Task directions:
Using the listing below, copy every line that mentions "JSON".

Records shown:
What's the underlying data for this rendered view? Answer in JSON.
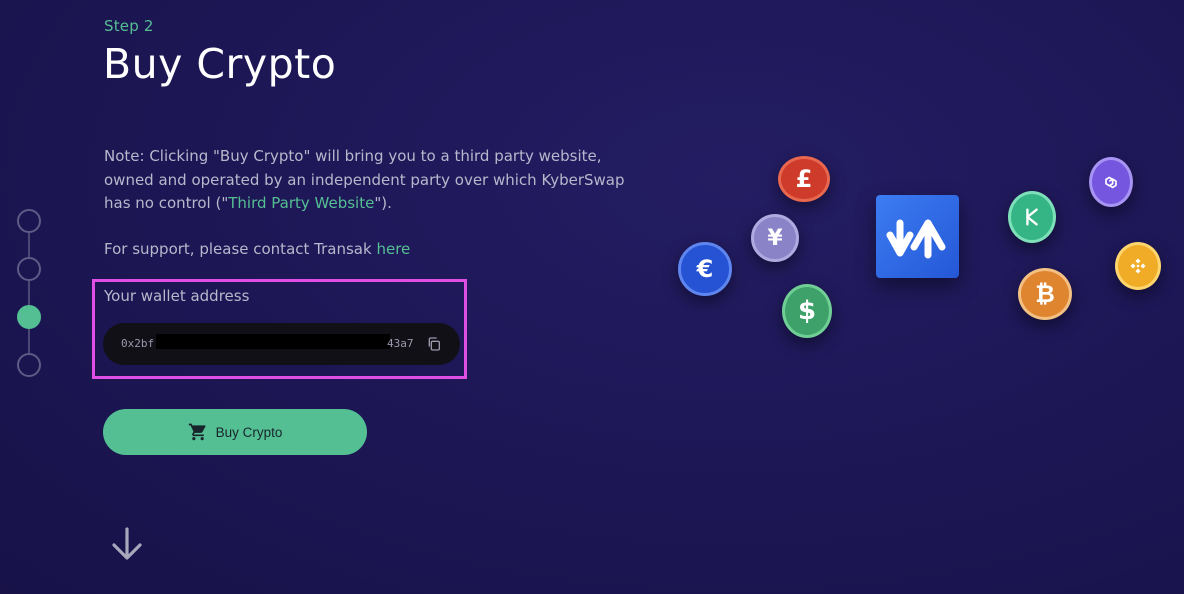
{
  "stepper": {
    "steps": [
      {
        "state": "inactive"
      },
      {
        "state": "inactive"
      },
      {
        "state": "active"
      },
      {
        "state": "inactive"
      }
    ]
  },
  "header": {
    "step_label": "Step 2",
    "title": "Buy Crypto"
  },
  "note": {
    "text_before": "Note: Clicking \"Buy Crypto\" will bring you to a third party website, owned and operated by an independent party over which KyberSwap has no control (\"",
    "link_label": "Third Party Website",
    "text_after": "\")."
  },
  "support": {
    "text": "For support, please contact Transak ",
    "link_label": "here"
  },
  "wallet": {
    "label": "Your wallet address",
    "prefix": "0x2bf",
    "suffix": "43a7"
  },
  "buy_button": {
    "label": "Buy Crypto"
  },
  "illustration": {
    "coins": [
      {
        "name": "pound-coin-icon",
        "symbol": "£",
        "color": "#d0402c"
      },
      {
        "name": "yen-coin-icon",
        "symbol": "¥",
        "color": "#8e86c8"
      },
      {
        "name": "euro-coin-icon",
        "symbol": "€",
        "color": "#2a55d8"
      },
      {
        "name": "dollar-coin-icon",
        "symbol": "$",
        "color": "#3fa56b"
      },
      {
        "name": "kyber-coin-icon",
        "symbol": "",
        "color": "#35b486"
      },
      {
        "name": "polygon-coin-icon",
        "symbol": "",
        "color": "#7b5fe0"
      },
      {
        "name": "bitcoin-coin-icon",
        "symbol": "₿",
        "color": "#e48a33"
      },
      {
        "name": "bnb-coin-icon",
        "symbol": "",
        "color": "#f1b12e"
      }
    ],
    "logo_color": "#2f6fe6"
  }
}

==

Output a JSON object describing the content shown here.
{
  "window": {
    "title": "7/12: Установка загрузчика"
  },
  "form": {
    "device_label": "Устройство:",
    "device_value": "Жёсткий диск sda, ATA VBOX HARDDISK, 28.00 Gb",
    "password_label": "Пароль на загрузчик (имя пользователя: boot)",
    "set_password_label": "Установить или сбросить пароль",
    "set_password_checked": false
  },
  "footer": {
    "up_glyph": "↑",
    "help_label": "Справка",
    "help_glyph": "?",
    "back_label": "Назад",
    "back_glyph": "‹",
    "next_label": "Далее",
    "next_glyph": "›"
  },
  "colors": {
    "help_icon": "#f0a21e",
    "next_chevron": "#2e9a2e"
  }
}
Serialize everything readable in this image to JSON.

==

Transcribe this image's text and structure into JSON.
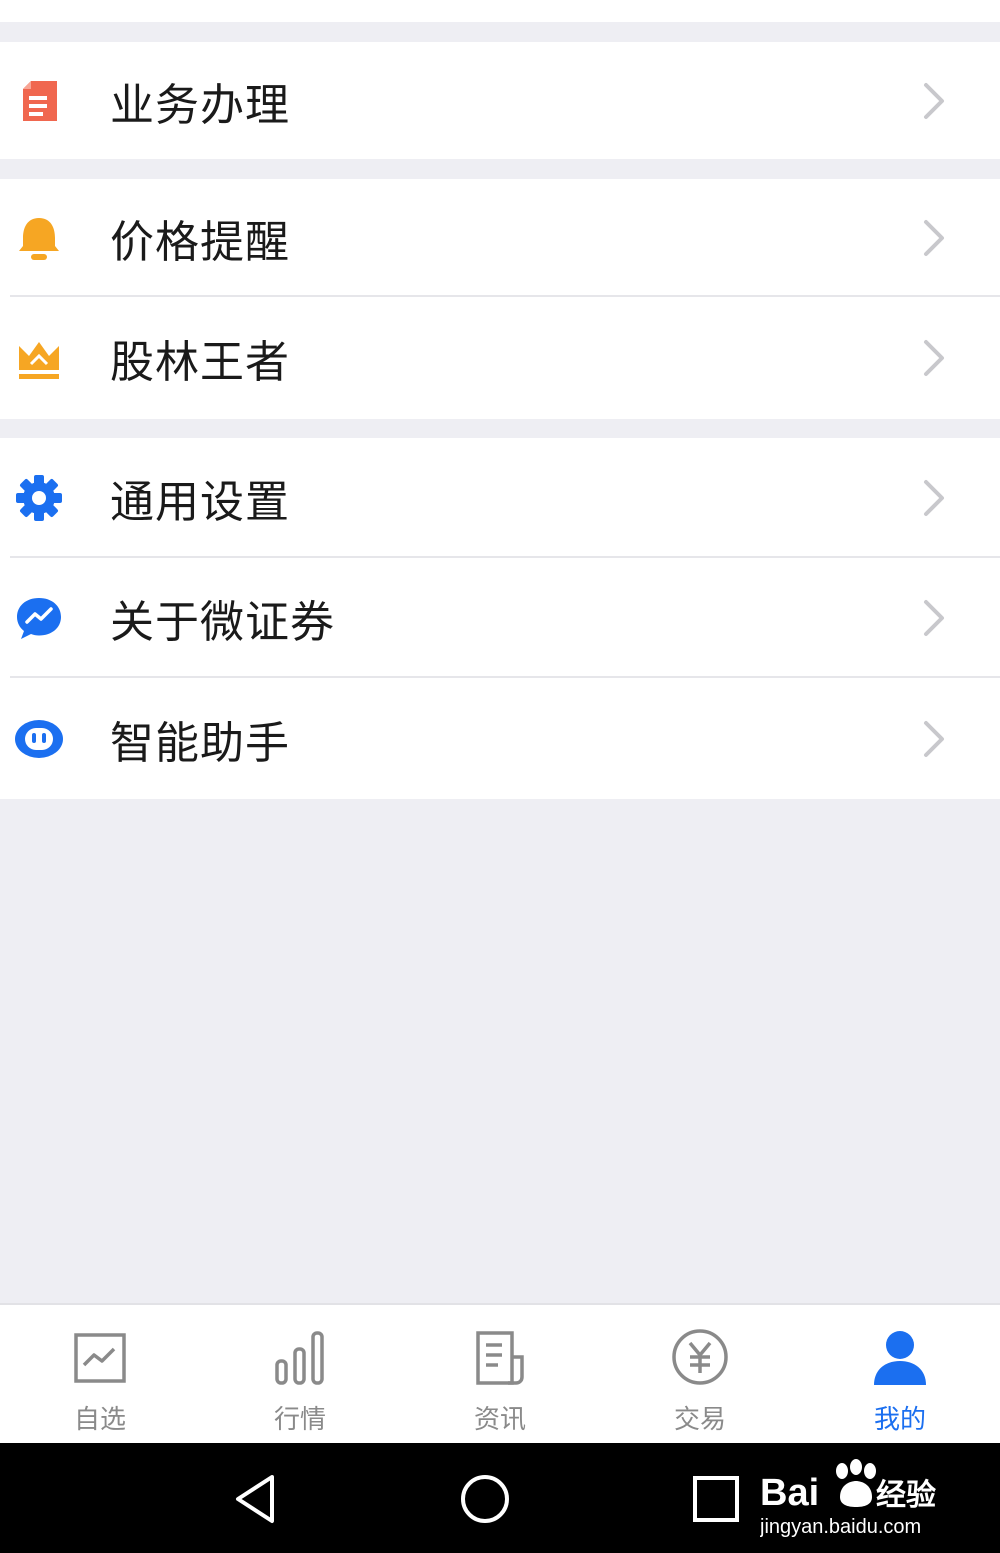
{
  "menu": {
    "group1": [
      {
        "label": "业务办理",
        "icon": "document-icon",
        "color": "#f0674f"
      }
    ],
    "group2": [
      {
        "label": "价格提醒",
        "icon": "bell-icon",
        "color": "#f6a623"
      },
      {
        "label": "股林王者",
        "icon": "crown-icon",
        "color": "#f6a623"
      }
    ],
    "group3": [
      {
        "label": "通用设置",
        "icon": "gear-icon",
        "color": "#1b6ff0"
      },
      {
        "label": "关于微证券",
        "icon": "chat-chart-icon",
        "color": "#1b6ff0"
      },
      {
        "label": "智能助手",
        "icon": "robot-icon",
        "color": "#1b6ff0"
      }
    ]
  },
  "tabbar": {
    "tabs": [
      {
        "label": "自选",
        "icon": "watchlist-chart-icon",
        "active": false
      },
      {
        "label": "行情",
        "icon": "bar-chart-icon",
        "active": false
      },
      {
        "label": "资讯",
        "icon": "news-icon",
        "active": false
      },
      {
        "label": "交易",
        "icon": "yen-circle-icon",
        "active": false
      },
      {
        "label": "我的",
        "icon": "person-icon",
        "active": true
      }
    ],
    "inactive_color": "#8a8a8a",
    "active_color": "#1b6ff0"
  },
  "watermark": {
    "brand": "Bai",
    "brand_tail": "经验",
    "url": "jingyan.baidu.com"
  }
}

Final result:
What's the underlying data for this rendered view? Answer in JSON.
Output a JSON object describing the content shown here.
Serialize everything readable in this image to JSON.
Transcribe this image's text and structure into JSON.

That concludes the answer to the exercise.